(Excerpt from a dataset)

• • • •

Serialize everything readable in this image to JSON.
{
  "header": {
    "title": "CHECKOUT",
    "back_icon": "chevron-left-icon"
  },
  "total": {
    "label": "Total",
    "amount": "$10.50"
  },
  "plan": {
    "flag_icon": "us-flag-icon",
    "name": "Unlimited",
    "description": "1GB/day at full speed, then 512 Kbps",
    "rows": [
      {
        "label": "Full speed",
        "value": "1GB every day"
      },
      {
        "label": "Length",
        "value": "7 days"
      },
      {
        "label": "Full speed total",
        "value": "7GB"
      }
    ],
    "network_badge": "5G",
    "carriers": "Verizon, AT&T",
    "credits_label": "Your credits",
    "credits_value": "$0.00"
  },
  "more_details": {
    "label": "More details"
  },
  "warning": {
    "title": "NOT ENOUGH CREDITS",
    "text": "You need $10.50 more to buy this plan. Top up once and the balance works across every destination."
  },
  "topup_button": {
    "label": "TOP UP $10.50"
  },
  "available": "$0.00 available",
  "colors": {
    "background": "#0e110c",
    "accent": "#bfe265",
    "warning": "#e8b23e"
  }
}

• • • •

Required work: Read the entries above, then pull out the lines that include "speed".

Expected answer:
    "description": "1GB/day at full speed, then 512 Kbps",
        "label": "Full speed",
        "label": "Full speed total",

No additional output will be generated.